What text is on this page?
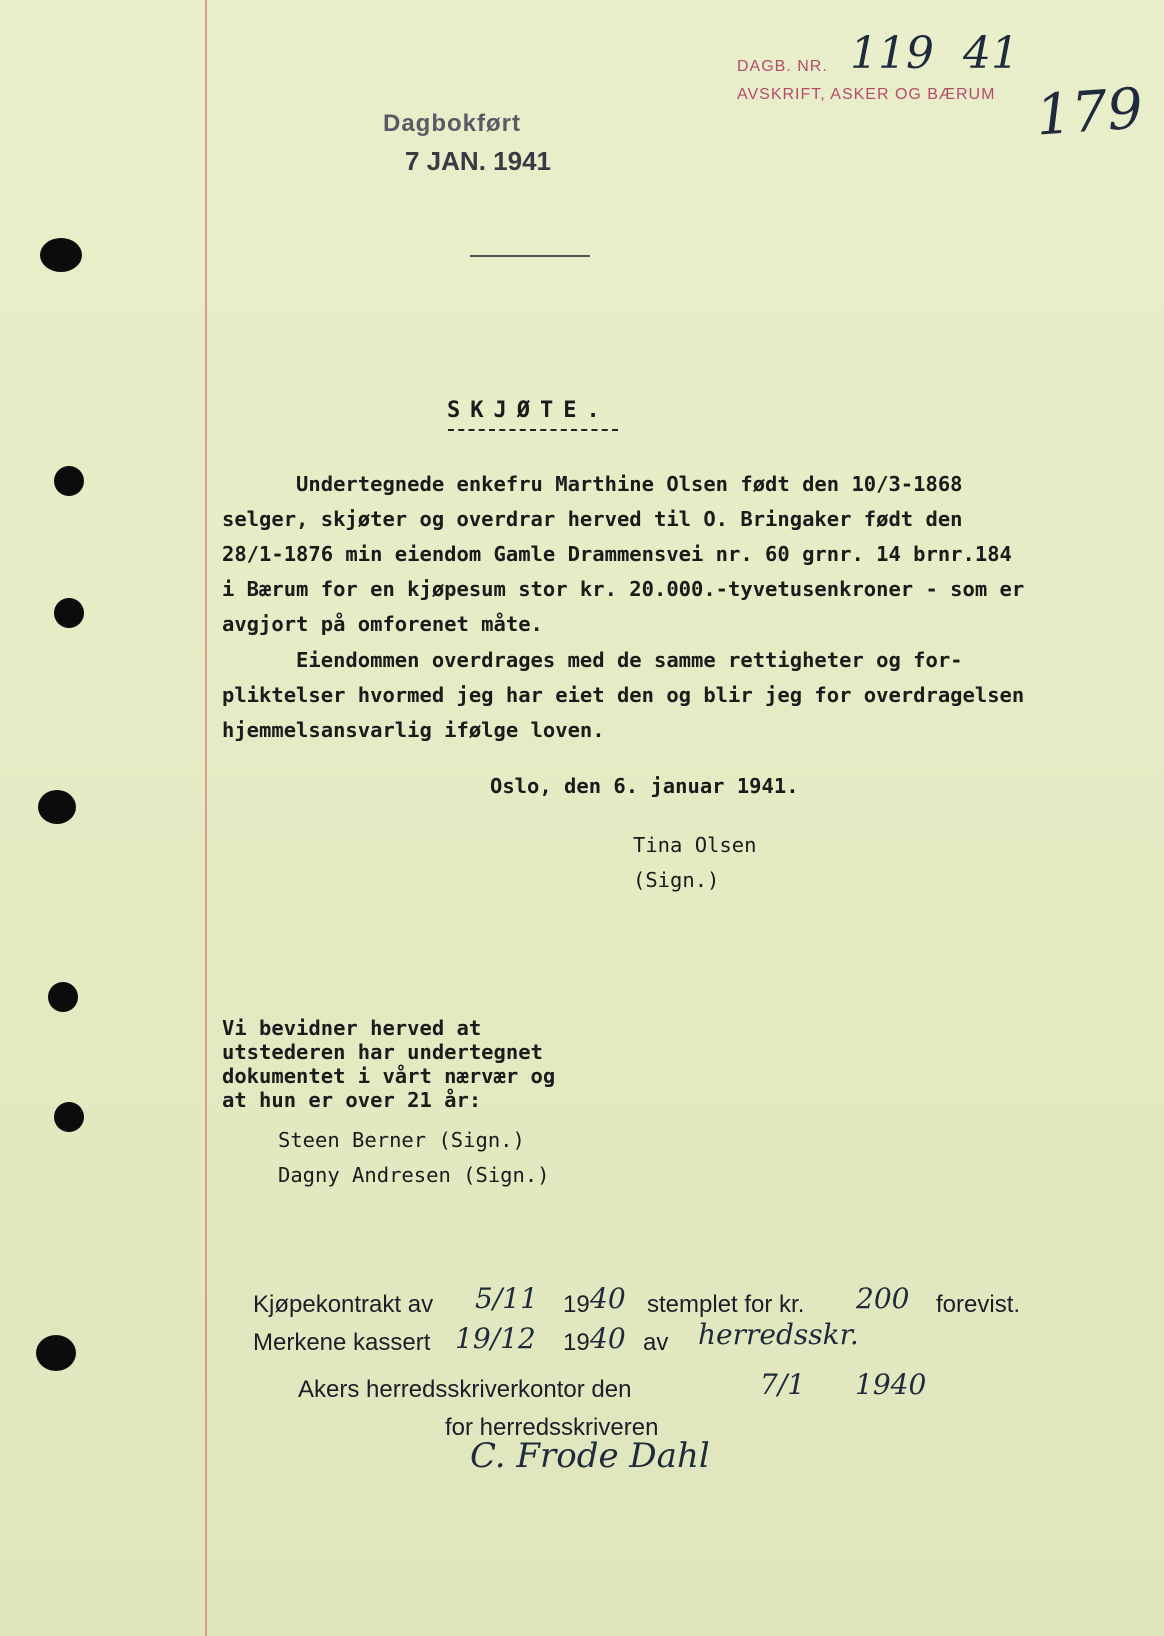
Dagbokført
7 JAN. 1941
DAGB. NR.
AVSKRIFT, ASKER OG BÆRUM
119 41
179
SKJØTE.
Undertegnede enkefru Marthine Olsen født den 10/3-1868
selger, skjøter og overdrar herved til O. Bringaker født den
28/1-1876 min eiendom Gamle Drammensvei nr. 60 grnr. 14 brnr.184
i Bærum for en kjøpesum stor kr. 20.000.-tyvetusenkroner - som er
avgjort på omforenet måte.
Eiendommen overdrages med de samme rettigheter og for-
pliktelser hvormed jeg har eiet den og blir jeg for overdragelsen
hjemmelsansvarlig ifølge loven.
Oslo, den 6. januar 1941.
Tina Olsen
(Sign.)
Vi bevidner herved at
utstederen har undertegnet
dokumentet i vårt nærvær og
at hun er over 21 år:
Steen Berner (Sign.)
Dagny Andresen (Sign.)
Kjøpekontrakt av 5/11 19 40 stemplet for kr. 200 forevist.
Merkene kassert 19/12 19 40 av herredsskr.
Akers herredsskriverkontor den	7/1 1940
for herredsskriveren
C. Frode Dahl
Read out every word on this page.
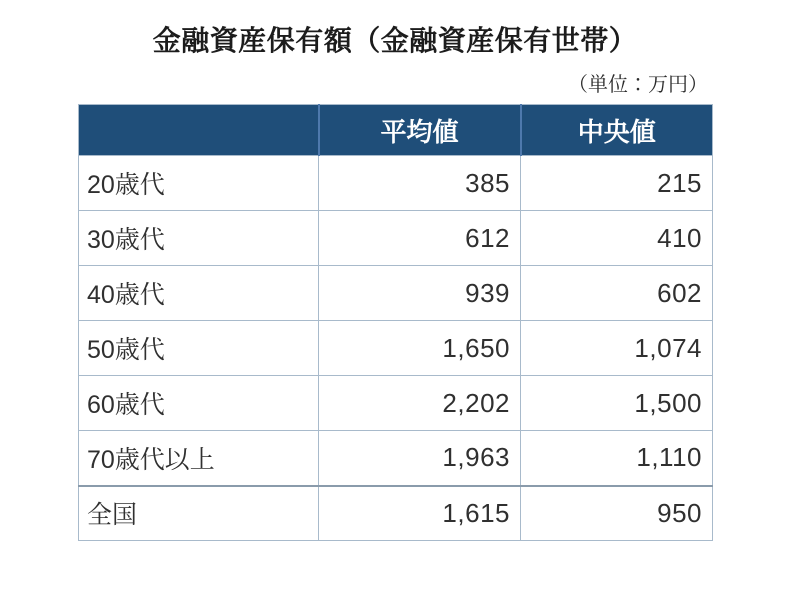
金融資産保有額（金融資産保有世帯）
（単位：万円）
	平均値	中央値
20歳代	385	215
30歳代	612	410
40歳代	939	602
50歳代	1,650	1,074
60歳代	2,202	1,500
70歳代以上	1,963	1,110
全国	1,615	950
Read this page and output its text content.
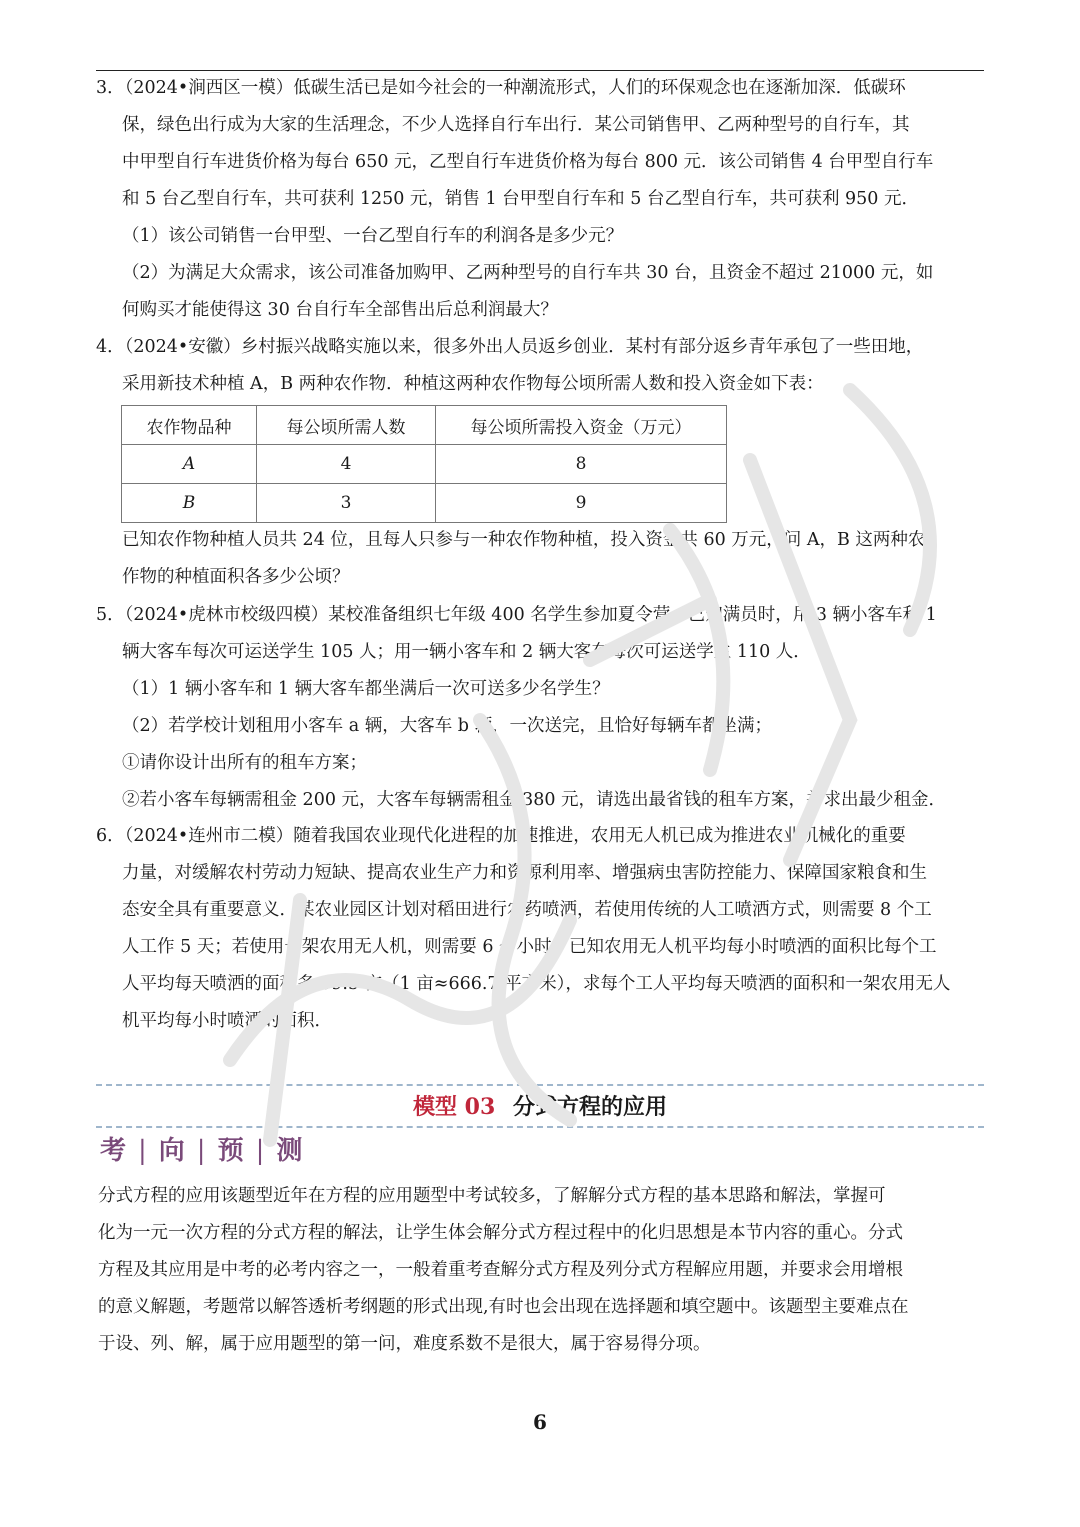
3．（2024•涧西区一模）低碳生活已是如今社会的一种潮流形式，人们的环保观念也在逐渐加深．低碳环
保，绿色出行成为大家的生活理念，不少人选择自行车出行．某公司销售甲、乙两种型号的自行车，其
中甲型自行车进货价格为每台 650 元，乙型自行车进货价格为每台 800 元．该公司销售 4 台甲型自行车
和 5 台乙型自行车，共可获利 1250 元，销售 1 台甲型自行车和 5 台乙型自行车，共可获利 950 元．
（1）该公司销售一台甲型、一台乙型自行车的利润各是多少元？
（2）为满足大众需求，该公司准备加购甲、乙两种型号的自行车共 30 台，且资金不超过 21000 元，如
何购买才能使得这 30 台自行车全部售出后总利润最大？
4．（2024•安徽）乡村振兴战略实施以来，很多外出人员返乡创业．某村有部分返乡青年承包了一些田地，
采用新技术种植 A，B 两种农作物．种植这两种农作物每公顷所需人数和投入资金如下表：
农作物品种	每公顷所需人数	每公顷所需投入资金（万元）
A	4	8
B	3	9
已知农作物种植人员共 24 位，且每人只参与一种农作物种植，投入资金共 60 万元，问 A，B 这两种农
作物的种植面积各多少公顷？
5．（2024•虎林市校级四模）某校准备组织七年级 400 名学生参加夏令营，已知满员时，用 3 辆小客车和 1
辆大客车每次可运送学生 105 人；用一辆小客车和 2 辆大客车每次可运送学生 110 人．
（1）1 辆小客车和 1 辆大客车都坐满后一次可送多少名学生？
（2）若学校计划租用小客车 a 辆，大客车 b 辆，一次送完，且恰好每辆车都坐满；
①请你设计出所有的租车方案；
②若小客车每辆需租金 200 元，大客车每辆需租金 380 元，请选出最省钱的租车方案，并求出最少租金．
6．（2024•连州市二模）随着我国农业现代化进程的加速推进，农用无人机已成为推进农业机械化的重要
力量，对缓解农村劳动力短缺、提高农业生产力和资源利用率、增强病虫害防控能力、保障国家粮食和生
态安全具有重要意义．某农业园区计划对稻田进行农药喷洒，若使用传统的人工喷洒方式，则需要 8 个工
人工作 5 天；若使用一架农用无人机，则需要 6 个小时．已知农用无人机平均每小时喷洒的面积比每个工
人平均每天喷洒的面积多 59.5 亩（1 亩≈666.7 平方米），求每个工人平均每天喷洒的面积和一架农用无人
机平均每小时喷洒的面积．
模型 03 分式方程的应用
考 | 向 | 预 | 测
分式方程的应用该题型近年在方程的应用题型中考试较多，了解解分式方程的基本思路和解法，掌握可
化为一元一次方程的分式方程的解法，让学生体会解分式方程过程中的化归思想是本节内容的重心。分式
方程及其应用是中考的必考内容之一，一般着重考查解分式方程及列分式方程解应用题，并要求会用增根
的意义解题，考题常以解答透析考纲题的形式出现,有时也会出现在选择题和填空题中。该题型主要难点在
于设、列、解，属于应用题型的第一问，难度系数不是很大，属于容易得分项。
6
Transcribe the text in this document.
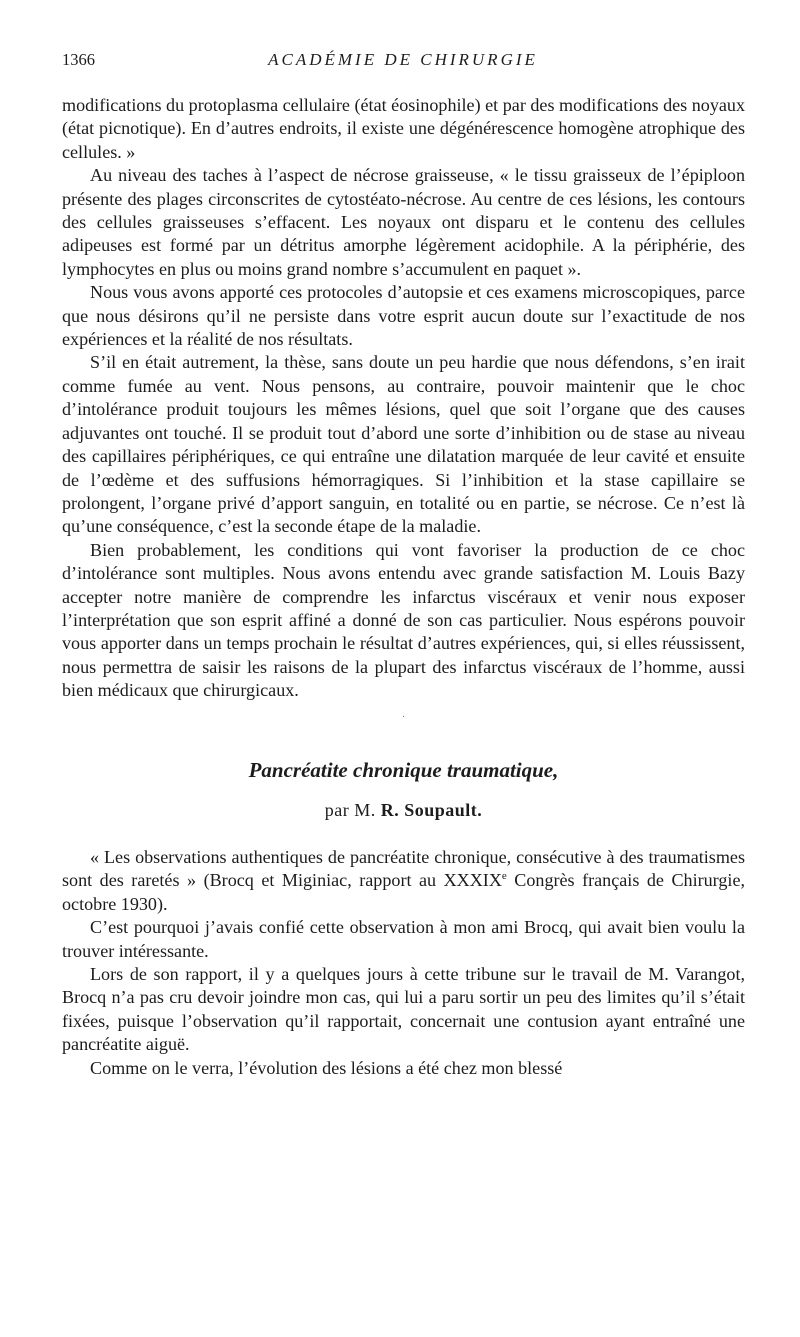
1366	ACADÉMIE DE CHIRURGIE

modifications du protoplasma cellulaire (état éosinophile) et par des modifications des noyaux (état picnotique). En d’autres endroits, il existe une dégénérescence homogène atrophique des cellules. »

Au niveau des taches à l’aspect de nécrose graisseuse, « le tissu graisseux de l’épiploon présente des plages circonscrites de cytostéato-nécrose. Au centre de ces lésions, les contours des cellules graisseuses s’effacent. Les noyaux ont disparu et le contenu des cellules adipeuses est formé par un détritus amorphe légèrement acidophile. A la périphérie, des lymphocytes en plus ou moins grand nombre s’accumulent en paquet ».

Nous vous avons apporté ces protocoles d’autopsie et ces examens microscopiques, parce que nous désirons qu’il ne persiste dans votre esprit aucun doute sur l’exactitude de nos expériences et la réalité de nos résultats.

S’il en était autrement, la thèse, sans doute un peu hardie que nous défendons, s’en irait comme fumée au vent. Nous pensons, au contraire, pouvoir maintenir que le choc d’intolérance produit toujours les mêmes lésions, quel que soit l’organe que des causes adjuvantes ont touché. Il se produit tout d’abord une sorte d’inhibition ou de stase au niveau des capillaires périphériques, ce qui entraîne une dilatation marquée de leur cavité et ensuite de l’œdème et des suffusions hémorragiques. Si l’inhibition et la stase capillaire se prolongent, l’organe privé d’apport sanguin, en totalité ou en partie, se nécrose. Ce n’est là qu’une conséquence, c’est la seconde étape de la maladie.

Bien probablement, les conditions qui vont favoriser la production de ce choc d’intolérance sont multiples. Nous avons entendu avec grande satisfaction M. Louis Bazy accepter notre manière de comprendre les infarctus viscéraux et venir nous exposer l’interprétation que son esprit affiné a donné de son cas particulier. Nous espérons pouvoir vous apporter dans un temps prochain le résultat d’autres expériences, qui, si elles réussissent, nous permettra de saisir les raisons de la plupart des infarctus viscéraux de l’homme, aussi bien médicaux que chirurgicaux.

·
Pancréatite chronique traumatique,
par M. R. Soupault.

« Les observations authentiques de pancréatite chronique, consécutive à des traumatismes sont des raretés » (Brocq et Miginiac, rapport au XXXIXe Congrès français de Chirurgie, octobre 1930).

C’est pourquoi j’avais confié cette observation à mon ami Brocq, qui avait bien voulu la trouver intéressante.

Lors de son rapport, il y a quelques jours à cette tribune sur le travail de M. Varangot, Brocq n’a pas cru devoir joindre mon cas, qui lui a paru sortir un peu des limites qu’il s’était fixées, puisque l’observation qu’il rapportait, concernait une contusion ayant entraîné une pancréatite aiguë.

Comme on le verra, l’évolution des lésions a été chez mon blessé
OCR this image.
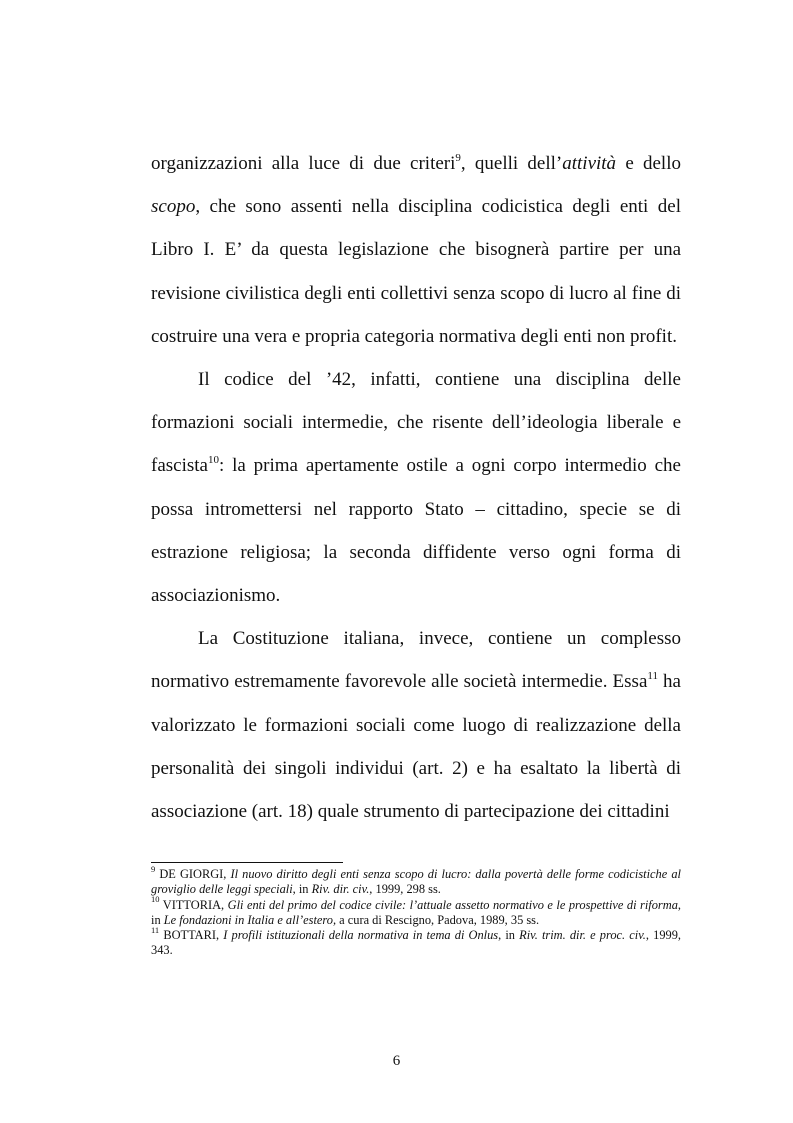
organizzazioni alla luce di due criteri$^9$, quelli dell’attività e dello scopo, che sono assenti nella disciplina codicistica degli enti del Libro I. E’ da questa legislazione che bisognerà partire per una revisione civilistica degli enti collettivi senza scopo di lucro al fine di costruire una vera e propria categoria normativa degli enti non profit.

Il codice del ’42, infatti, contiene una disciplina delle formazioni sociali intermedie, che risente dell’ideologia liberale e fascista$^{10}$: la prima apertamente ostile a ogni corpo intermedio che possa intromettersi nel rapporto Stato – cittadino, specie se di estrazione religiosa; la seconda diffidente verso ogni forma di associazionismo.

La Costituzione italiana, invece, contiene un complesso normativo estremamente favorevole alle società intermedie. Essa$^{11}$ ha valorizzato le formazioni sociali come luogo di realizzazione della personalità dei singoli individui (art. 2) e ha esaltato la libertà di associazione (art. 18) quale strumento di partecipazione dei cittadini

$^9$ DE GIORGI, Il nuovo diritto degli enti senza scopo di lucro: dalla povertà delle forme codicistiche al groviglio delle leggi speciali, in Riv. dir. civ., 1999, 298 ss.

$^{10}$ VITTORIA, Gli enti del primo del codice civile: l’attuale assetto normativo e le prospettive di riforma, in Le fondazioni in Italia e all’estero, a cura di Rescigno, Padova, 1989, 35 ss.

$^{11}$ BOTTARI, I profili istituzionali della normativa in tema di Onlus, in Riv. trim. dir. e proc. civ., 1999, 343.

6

^^^^^^^^^^^^^^^^

→ **EXERCISE DESCRIPTION**:
In the entries above, find every line with the word "expériences" and list it.

→ **RESULT OF THE EXERCISE**:
Nous vous avons apporté ces protocoles d’autopsie et ces examens microscopiques, parce que nous désirons qu’il ne persiste dans votre esprit aucun doute sur l’exactitude de nos expériences et la réalité de nos résultats.
Bien probablement, les conditions qui vont favoriser la production de ce choc d’intolérance sont multiples. Nous avons entendu avec grande satisfaction M. Louis Bazy accepter notre manière de comprendre les infarctus viscéraux et venir nous exposer l’interprétation que son esprit affiné a donné de son cas particulier. Nous espérons pouvoir vous apporter dans un temps prochain le résultat d’autres expériences, qui, si elles réussissent, nous permettra de saisir les raisons de la plupart des infarctus viscéraux de l’homme, aussi bien médicaux que chirurgicaux.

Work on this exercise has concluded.